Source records

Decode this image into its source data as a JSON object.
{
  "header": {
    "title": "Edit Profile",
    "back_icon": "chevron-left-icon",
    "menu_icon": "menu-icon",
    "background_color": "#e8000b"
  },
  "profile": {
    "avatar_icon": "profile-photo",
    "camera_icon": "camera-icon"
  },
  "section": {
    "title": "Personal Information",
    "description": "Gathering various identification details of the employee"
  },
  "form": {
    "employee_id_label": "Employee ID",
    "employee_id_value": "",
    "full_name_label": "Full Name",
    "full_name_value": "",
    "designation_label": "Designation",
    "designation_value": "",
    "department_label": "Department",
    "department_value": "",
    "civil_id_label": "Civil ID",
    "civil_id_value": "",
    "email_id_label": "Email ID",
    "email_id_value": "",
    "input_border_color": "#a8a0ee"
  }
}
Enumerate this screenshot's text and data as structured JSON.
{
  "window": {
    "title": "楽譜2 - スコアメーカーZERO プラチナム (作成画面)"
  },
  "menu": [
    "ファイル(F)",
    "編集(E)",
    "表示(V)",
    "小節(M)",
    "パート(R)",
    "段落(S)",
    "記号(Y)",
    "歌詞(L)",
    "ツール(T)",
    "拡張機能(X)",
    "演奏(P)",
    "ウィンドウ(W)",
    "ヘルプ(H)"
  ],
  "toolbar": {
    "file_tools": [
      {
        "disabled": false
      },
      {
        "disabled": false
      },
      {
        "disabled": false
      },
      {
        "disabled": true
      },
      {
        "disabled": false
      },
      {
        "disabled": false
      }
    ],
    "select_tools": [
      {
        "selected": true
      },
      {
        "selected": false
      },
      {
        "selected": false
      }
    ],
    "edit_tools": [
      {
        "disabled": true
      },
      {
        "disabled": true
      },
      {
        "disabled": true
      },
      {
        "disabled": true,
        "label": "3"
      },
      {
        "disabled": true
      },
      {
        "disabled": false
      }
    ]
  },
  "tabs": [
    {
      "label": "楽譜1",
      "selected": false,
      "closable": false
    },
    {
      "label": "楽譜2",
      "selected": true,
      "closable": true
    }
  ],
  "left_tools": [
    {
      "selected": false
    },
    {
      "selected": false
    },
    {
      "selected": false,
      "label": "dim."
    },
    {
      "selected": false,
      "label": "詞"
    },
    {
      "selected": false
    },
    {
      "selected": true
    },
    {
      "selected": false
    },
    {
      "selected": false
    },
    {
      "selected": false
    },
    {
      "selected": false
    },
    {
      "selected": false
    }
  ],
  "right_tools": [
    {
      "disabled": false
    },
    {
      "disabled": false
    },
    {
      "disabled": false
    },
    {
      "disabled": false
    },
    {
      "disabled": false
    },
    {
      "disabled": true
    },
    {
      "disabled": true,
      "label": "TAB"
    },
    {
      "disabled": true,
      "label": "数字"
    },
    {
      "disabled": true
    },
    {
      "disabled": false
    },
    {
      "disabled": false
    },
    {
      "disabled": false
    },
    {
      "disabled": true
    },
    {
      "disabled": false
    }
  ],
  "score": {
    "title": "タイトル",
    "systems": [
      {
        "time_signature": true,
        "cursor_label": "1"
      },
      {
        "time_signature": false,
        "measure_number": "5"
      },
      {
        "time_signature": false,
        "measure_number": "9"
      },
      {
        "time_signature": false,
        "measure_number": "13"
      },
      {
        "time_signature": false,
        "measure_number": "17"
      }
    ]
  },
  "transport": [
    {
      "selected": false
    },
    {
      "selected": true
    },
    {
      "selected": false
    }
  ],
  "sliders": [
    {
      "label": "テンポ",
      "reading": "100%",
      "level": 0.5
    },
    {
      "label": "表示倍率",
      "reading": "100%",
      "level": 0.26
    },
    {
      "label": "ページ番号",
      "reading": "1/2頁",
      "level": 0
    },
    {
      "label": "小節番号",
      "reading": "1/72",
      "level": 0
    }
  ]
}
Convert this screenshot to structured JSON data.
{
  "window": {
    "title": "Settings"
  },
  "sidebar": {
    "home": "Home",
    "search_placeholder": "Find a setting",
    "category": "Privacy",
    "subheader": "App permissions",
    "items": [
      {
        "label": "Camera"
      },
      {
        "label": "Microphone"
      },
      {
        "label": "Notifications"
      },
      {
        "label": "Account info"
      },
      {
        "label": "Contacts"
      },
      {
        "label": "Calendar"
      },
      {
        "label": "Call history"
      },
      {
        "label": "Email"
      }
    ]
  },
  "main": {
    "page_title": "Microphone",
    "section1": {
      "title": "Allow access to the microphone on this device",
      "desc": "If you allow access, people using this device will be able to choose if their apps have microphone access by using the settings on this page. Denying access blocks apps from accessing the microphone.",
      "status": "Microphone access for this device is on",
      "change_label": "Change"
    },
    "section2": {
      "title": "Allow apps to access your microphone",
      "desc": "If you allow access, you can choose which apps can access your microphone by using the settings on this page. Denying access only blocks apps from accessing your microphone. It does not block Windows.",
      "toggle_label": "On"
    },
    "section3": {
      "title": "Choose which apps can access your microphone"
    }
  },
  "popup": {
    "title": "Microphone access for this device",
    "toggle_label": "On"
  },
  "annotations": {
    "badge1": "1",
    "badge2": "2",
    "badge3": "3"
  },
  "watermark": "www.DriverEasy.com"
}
--
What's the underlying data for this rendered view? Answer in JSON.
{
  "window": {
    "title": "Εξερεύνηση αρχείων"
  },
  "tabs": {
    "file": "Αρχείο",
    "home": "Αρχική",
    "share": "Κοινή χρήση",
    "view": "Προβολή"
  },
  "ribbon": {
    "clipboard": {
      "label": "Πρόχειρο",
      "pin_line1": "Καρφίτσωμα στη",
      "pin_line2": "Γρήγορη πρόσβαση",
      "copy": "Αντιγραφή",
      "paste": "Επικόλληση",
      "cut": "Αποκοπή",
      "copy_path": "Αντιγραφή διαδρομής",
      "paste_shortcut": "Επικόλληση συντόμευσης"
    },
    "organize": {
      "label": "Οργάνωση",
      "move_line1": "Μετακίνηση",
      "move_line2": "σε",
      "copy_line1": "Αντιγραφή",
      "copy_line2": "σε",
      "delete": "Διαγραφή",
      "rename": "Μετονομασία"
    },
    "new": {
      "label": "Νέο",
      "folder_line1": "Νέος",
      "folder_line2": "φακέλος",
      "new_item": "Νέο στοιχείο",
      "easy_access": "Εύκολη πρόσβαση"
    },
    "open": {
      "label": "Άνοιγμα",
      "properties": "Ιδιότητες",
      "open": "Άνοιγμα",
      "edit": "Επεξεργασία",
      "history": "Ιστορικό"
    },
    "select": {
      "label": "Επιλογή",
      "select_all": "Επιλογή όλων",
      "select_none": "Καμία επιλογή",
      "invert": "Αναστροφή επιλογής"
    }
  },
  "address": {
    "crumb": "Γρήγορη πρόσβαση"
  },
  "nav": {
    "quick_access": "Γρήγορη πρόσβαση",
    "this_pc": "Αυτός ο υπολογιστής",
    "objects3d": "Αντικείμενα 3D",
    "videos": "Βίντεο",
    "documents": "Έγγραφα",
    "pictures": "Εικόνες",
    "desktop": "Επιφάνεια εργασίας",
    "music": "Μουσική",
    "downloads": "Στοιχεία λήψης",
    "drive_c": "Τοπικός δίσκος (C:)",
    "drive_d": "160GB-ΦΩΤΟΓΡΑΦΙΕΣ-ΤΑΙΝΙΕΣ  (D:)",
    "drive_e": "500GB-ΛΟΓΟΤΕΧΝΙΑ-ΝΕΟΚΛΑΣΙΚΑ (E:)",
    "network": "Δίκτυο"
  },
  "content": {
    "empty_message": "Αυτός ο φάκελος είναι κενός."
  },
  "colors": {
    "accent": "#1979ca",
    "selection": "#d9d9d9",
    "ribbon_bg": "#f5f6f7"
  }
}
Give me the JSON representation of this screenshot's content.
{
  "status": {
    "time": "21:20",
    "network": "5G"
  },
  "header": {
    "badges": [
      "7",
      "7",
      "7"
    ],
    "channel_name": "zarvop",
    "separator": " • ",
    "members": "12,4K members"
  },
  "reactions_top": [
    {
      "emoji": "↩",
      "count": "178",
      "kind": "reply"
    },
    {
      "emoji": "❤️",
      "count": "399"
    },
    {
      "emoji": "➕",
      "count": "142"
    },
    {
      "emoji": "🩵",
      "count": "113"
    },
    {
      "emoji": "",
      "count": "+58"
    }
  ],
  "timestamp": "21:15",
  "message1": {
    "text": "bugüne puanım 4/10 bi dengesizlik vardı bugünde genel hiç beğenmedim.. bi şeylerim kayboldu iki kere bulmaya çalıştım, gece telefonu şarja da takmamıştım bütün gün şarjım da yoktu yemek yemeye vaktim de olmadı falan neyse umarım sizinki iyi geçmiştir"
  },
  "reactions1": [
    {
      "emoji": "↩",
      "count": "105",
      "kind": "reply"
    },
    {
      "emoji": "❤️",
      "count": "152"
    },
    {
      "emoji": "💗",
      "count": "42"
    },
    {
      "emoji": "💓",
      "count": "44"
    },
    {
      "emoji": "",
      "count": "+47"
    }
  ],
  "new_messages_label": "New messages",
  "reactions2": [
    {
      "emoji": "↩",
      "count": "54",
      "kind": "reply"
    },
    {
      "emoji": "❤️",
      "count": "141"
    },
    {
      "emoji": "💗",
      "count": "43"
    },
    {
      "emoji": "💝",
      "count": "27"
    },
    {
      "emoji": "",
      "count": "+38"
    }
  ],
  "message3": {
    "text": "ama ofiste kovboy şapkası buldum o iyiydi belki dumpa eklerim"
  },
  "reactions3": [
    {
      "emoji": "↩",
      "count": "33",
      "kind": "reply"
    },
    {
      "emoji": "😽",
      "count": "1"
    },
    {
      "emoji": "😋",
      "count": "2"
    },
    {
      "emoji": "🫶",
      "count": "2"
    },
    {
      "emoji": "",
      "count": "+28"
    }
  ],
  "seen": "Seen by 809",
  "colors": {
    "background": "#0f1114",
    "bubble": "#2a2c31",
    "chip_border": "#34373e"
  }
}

GIVEN PROBLEM
Across the records, count the lines holding the string "JSON". Give the number and stop.

WRITTEN RESPONSE
5